***** Reading passage *****

It turns out packpath lets you provide a directory for neovim (and vim) to look for packages. This is how we let neovim know about editorconfig and treesitter. The treesitter and editorconfig files are ther because they also exist in the unwrapped neovim – they’re included with neovim by default.

The vim-pack-dir derivation is generated by packDir from a list of packages, which gets defined in pkgs/misc/vim-plugins/vim-utils.nix (since this is shared between vim and neovim, it goes in the vim directory). This gets added the bash wrapper in that wrapper.nix file.

commonWrapperArgs =
  # vim accepts a limited number of commands so we join them all
      [
        "--add-flags" ''--cmd "lua ${providerLuaRc}"''
        # (lib.intersperse "|" hostProviderViml)

*****

- _Required tasks_
1. Print everything in the neovim packpath excerpt from "The vim-pack-dir derivation" down to "that wrapper.nix file.".
2. According to the neovim packpath excerpt, what does packpath let you provide?
3. Finish out the next part of the neovim packpath excerpt, picking up after its last line.

***** Material shown *****

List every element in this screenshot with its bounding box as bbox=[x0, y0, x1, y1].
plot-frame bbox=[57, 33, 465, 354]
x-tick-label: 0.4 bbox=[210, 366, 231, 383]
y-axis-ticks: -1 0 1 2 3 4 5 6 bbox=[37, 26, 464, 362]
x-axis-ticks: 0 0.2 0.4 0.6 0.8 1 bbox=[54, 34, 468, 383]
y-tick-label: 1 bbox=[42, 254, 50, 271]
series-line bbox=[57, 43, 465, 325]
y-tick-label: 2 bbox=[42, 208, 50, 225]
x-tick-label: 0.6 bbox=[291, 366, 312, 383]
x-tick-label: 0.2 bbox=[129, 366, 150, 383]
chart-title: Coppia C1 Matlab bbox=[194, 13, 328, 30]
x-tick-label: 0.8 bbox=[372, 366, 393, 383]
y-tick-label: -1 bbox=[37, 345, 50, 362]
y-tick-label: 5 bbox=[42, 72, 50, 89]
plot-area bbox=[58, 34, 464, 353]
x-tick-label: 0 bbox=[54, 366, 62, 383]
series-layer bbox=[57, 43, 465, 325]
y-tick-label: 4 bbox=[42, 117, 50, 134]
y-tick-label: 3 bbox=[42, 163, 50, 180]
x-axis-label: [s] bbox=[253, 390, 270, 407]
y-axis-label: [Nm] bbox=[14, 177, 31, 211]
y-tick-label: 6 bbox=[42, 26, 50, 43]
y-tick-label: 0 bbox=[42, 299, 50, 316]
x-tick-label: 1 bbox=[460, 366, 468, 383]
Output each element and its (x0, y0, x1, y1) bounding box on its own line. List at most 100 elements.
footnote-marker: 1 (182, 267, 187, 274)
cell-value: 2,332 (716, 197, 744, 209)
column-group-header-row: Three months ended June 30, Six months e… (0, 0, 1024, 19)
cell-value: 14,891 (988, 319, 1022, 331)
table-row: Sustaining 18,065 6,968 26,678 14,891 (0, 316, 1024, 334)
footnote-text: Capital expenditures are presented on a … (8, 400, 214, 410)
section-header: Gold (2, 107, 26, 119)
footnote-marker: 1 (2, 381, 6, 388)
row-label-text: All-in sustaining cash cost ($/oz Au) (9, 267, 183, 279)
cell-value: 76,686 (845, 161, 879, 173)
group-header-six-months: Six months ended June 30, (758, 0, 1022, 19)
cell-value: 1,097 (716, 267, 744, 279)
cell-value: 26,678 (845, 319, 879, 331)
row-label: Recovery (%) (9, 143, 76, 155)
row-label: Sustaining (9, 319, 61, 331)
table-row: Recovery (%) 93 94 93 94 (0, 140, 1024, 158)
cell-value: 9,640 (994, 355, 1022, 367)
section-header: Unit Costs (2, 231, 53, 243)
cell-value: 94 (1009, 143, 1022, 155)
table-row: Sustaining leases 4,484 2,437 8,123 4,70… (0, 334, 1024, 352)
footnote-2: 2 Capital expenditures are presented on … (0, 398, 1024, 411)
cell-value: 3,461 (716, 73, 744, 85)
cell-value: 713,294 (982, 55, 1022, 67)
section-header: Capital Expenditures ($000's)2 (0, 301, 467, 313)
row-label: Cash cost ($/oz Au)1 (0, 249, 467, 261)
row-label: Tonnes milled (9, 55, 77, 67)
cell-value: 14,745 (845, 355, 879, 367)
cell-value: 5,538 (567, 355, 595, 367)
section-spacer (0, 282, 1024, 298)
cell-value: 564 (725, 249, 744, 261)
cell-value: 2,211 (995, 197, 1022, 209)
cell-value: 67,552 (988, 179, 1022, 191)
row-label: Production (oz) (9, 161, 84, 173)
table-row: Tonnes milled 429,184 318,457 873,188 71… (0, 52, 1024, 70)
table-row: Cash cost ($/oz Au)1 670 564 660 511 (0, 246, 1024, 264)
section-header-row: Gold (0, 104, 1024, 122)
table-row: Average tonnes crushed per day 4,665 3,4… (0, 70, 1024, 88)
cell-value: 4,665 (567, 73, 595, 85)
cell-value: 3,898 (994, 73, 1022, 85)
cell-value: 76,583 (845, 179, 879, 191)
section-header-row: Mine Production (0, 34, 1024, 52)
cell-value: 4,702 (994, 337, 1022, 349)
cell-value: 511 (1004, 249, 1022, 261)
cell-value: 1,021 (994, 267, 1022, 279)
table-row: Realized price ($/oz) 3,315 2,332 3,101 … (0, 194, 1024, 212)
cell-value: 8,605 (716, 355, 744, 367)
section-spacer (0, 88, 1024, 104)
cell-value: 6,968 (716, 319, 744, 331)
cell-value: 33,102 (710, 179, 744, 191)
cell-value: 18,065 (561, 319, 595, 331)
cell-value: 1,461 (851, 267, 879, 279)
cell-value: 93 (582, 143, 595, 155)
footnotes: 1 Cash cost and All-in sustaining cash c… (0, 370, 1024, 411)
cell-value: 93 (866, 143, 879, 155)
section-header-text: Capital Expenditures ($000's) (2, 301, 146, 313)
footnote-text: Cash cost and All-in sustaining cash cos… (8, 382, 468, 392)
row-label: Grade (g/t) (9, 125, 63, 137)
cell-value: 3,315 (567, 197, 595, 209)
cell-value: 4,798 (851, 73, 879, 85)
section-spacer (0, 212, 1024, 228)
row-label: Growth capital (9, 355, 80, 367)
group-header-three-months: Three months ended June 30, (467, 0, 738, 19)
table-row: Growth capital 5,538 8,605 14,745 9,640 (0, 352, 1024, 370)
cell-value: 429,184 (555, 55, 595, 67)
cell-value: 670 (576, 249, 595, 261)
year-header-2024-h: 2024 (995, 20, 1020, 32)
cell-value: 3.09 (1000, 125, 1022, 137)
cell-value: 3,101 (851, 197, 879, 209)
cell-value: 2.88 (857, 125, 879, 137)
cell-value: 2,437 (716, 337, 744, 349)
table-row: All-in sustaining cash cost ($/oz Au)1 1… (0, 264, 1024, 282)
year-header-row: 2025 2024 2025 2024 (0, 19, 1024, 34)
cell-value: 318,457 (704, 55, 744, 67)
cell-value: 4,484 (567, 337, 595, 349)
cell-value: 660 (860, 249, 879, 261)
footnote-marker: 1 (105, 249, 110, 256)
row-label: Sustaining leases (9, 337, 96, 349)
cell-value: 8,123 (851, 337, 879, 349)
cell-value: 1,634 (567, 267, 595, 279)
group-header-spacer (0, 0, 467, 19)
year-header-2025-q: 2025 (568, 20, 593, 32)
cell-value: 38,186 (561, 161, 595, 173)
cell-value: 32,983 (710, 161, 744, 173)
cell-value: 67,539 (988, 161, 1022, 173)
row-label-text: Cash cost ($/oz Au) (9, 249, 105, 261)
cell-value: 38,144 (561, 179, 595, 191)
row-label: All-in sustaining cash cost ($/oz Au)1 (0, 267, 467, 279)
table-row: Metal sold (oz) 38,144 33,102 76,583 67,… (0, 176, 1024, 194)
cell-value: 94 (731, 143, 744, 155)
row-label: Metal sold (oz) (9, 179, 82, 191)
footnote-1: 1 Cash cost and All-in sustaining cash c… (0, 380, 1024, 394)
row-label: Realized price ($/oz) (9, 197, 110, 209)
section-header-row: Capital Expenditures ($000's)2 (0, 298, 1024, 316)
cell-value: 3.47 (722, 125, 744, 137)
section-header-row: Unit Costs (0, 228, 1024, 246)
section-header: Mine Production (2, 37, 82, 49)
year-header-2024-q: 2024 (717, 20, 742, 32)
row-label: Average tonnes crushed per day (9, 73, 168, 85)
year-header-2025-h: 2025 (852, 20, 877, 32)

*****

- _Exercise responses_
1.
The vim-pack-dir derivation is generated by packDir from a list of packages, which gets defined in pkgs/misc/vim-plugins/vim-utils.nix (since this is shared between vim and neovim, it goes in the vim directory). This gets added the bash wrapper in that wrapper.nix file.

2. A directory for neovim (and vim) to look for packages.

3.
      ] ++ lib.optionals (packpathDirs.myNeovimPackages.start != [] || packpathDirs.myNeovimPackages.opt != []) [
        "--add-flags" ''--cmd "set packpath^=${vimUtils.packDir packpathDirs}"''
        "--add-flags" ''--cmd "set rtp^=${vimUtils.packDir packpathDirs}"''
      ]

Mystery solved!

In Summary

  1. The neovim module in home-manager accepts an array of plugins,
  2. which it uses to generate a neovim config with makeNeovimConfig,
  3. where plugins becomes pacpathDirs and modified slightly
  4. which it then passes to wrapNeovimUnstable,
  5. which takes pacpathDirs and passes to vimUtils.packDir
  6. which combines all the plugins into one derivation called vim-pack-dir (each plugin is symlinked within a specific directory structure)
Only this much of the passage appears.